==== Task material

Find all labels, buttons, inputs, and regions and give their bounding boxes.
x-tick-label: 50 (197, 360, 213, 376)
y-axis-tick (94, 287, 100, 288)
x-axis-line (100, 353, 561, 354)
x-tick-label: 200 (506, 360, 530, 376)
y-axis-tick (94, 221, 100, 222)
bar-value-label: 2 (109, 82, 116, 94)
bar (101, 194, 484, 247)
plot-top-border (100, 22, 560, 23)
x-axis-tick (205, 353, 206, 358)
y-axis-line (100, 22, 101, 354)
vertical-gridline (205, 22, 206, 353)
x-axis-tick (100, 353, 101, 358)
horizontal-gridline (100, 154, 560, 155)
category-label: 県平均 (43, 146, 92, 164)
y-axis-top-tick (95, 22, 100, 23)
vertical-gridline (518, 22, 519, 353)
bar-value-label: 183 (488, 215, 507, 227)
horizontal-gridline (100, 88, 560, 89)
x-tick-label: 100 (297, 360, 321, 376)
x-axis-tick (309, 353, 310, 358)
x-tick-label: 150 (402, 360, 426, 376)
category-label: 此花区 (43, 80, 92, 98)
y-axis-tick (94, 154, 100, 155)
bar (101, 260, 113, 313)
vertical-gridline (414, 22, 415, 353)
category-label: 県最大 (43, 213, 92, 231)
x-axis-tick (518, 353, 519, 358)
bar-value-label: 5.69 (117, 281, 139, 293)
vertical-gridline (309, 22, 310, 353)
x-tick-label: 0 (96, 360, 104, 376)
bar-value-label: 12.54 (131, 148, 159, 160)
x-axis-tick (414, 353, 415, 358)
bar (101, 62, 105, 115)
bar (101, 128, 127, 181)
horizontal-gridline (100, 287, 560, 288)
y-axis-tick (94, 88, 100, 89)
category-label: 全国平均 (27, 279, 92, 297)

========

## Given problem
Can you copy out every row above verbatim, keeping each line's order, characters, and coordinates unchanged?

## Solution to this exercise
Find all labels, buttons, inputs, and regions and give their bounding boxes.
x-tick-label: 50 (197, 360, 213, 376)
y-axis-tick (94, 287, 100, 288)
x-axis-line (100, 353, 561, 354)
x-tick-label: 200 (506, 360, 530, 376)
y-axis-tick (94, 221, 100, 222)
bar-value-label: 2 (109, 82, 116, 94)
bar (101, 194, 484, 247)
plot-top-border (100, 22, 560, 23)
x-axis-tick (205, 353, 206, 358)
y-axis-line (100, 22, 101, 354)
vertical-gridline (205, 22, 206, 353)
x-axis-tick (100, 353, 101, 358)
horizontal-gridline (100, 154, 560, 155)
category-label: 県平均 (43, 146, 92, 164)
y-axis-top-tick (95, 22, 100, 23)
vertical-gridline (518, 22, 519, 353)
bar-value-label: 183 (488, 215, 507, 227)
horizontal-gridline (100, 88, 560, 89)
x-tick-label: 100 (297, 360, 321, 376)
x-axis-tick (309, 353, 310, 358)
x-tick-label: 150 (402, 360, 426, 376)
category-label: 此花区 (43, 80, 92, 98)
y-axis-tick (94, 154, 100, 155)
bar (101, 260, 113, 313)
vertical-gridline (414, 22, 415, 353)
category-label: 県最大 (43, 213, 92, 231)
x-axis-tick (518, 353, 519, 358)
bar-value-label: 5.69 (117, 281, 139, 293)
vertical-gridline (309, 22, 310, 353)
x-tick-label: 0 (96, 360, 104, 376)
bar-value-label: 12.54 (131, 148, 159, 160)
x-axis-tick (414, 353, 415, 358)
bar (101, 62, 105, 115)
bar (101, 128, 127, 181)
horizontal-gridline (100, 287, 560, 288)
y-axis-tick (94, 88, 100, 89)
category-label: 全国平均 (27, 279, 92, 297)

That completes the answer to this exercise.